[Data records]
-- START --

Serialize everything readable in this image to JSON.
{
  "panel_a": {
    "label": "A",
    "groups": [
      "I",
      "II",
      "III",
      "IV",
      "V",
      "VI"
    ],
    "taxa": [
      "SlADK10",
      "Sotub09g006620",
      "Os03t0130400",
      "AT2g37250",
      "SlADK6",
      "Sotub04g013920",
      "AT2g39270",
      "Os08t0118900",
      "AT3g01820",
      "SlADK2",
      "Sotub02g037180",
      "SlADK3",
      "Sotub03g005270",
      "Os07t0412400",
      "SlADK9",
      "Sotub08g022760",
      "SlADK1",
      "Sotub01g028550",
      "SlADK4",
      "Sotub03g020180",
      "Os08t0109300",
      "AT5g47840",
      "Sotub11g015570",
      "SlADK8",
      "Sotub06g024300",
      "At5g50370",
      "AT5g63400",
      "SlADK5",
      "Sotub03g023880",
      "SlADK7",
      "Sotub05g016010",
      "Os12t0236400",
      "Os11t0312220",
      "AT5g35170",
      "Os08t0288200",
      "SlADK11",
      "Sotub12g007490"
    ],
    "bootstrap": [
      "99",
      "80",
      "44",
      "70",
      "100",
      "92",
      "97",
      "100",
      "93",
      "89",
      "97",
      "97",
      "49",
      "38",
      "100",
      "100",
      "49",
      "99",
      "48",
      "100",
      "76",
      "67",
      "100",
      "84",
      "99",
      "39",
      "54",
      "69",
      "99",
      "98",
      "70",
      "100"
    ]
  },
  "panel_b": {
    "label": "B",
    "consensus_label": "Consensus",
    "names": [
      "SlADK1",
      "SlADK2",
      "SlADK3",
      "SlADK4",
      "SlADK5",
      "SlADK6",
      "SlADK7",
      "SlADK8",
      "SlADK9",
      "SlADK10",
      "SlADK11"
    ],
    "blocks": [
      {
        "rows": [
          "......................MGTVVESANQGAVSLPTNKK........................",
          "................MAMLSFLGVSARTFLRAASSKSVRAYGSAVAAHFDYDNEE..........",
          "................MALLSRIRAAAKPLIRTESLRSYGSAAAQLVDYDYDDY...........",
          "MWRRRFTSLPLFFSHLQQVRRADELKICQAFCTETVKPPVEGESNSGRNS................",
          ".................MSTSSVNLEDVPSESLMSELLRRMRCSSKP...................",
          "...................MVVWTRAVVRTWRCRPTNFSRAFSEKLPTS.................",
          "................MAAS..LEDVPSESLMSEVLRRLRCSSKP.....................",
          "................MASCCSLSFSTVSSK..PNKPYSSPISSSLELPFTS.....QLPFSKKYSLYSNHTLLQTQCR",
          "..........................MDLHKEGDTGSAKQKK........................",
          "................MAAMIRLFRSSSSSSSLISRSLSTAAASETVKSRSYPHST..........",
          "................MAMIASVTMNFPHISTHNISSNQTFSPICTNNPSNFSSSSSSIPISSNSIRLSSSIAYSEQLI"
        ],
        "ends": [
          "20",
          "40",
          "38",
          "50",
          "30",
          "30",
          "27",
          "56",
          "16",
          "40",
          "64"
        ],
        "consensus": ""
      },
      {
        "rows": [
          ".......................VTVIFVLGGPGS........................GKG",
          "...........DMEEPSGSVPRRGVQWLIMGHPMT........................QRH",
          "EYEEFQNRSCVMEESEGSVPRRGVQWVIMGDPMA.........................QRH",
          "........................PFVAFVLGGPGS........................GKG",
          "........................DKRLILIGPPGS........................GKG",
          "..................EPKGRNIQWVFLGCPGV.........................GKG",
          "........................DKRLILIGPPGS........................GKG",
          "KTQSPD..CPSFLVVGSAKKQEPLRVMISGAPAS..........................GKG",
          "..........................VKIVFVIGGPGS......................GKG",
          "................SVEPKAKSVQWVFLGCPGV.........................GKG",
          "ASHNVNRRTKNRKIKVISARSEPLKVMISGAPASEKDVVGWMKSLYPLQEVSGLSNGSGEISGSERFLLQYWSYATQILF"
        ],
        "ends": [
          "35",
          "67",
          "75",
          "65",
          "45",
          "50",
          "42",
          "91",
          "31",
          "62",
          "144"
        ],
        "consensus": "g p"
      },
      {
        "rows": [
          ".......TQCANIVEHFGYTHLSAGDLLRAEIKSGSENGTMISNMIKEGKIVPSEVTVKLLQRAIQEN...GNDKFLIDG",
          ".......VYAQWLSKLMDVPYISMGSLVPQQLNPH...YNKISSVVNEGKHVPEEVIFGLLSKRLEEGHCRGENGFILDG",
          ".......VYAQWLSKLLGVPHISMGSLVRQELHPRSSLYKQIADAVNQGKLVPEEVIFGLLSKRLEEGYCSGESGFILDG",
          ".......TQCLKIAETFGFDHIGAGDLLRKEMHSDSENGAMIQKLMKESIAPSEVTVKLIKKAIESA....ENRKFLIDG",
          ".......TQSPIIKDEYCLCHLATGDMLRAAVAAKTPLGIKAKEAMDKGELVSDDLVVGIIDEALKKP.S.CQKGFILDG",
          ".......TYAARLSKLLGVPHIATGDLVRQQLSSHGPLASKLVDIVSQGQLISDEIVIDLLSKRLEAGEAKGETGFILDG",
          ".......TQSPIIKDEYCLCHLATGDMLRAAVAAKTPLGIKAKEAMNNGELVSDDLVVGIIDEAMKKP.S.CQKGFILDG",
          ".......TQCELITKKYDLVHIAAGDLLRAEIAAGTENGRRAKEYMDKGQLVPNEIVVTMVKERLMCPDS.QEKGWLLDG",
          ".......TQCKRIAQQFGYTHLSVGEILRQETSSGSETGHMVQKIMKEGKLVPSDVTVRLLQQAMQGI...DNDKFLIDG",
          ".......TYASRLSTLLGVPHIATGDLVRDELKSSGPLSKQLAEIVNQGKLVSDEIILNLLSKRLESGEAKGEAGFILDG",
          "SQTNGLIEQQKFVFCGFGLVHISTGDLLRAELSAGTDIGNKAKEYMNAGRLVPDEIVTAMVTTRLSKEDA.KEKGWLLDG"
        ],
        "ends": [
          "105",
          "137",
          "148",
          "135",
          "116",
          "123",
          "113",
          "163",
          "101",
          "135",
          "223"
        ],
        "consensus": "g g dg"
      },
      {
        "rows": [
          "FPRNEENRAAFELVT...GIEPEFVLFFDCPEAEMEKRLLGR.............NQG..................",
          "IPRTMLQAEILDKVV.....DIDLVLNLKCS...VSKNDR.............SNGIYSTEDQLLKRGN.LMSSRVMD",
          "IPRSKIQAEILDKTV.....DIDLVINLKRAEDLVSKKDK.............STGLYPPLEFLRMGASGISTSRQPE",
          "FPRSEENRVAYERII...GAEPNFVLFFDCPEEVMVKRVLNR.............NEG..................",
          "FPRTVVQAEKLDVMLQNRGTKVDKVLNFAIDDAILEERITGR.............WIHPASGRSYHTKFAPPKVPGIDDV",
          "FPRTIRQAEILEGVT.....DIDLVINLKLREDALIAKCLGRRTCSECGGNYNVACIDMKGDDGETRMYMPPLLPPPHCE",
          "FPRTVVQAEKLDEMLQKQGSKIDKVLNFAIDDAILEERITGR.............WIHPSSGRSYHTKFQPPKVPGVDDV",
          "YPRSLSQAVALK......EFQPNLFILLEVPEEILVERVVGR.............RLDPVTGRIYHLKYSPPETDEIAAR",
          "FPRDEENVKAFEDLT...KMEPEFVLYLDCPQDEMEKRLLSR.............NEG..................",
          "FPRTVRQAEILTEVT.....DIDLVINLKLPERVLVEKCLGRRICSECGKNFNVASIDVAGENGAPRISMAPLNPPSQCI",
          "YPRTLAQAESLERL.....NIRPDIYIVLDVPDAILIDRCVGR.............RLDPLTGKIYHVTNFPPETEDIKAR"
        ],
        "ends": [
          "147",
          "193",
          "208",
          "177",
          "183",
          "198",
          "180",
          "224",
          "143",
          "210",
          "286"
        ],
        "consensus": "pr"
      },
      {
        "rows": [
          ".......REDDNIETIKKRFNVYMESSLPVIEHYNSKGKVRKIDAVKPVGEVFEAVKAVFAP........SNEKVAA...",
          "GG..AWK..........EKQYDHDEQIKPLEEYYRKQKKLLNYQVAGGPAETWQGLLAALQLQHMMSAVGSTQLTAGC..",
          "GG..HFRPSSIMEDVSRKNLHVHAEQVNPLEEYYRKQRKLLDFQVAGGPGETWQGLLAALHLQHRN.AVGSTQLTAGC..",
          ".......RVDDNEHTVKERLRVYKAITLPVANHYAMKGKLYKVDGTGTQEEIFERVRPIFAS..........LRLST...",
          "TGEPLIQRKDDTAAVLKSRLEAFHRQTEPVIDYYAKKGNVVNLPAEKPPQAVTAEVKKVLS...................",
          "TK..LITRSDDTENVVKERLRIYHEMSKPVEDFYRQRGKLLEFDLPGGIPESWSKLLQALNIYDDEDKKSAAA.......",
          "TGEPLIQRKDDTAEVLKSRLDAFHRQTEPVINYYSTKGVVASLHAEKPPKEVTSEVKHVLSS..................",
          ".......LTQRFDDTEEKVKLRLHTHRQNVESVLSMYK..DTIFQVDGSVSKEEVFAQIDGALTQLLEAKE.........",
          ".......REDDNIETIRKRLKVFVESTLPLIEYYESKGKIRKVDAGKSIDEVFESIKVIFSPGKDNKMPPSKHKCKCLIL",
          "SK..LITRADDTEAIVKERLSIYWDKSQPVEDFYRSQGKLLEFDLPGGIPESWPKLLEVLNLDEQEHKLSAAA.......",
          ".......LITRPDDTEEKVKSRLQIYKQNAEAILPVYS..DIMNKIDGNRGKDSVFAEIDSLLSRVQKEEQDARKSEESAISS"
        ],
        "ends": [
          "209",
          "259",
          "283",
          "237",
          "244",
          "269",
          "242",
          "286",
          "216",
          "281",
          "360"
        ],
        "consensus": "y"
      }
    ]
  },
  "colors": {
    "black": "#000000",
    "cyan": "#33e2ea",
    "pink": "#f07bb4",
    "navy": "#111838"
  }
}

-- END --

WHAT IS NEEDED
Look through the entries and find each line that has the string "CQKGFILDG". Copy those lines.

OUTPUT OF THE EXERCISE
          ".......TQSPIIKDEYCLCHLATGDMLRAAVAAKTPLGIKAKEAMDKGELVSDDLVVGIIDEALKKP.S.CQKGFILDG",
          ".......TQSPIIKDEYCLCHLATGDMLRAAVAAKTPLGIKAKEAMNNGELVSDDLVVGIIDEAMKKP.S.CQKGFILDG",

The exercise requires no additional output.